## REQUIRED WORK
Using the entries that follow, collect the lines where the word "JSON" appears.

## DATA IN THIS EXERCISE
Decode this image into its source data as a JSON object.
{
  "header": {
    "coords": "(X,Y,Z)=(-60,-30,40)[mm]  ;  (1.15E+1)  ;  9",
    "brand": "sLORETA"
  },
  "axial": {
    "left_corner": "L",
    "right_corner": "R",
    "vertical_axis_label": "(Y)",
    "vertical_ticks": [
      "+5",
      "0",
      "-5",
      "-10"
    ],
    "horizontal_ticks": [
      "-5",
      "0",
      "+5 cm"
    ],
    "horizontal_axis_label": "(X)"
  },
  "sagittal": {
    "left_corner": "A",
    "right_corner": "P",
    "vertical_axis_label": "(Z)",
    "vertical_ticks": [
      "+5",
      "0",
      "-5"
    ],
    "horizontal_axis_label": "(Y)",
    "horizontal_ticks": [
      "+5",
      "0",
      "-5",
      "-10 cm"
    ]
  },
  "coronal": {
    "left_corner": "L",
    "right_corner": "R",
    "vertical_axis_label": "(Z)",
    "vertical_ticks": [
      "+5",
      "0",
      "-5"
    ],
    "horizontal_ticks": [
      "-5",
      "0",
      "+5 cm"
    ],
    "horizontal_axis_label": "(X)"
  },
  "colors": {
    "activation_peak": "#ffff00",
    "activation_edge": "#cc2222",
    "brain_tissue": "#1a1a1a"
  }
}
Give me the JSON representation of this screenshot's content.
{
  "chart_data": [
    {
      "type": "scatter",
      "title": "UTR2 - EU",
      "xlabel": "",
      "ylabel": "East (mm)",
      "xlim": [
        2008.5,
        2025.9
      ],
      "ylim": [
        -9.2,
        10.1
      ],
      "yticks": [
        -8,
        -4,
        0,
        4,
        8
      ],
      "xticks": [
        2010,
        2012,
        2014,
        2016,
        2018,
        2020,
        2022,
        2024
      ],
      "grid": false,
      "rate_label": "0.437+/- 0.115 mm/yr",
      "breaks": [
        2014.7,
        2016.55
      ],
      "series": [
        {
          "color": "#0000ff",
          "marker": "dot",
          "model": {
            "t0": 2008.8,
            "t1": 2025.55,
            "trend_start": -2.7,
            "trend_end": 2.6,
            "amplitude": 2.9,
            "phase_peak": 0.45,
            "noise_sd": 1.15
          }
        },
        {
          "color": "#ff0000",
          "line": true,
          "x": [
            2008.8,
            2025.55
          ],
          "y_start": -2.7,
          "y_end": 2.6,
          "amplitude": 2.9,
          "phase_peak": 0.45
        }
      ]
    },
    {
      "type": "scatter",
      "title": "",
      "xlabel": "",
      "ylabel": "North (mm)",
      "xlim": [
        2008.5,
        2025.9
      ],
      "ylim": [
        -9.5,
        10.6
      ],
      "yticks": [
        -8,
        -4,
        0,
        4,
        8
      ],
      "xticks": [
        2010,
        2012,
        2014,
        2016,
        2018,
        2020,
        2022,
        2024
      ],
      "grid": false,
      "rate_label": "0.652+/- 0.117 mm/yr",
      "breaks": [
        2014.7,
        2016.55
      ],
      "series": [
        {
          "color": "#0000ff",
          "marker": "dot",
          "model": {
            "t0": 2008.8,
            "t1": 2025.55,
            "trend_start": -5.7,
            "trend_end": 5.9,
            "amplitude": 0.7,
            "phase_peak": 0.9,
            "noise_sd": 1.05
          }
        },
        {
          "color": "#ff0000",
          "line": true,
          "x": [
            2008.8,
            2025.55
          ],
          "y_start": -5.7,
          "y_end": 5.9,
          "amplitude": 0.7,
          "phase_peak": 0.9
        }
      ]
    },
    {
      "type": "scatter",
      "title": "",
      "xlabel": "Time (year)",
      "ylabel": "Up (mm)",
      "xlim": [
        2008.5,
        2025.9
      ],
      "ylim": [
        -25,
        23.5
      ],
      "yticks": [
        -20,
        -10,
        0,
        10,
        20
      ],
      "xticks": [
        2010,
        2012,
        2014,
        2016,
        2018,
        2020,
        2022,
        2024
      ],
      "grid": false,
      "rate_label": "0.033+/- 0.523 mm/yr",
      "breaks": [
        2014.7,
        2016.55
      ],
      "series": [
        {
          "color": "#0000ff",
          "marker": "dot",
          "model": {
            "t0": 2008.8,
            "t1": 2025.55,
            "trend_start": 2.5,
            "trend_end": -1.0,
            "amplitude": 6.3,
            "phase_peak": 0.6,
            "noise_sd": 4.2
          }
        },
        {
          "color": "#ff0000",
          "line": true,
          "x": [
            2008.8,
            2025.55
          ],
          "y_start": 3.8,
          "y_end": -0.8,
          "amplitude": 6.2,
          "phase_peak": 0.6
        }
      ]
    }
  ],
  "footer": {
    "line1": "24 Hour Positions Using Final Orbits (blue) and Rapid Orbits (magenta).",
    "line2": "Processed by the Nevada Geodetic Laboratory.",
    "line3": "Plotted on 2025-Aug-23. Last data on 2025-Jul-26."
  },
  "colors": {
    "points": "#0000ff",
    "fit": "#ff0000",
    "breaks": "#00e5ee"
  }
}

## ANSWER TO THE PROBLEM
Decode this image into its source data as a JSON object.
Give me the JSON representation of this screenshot's content.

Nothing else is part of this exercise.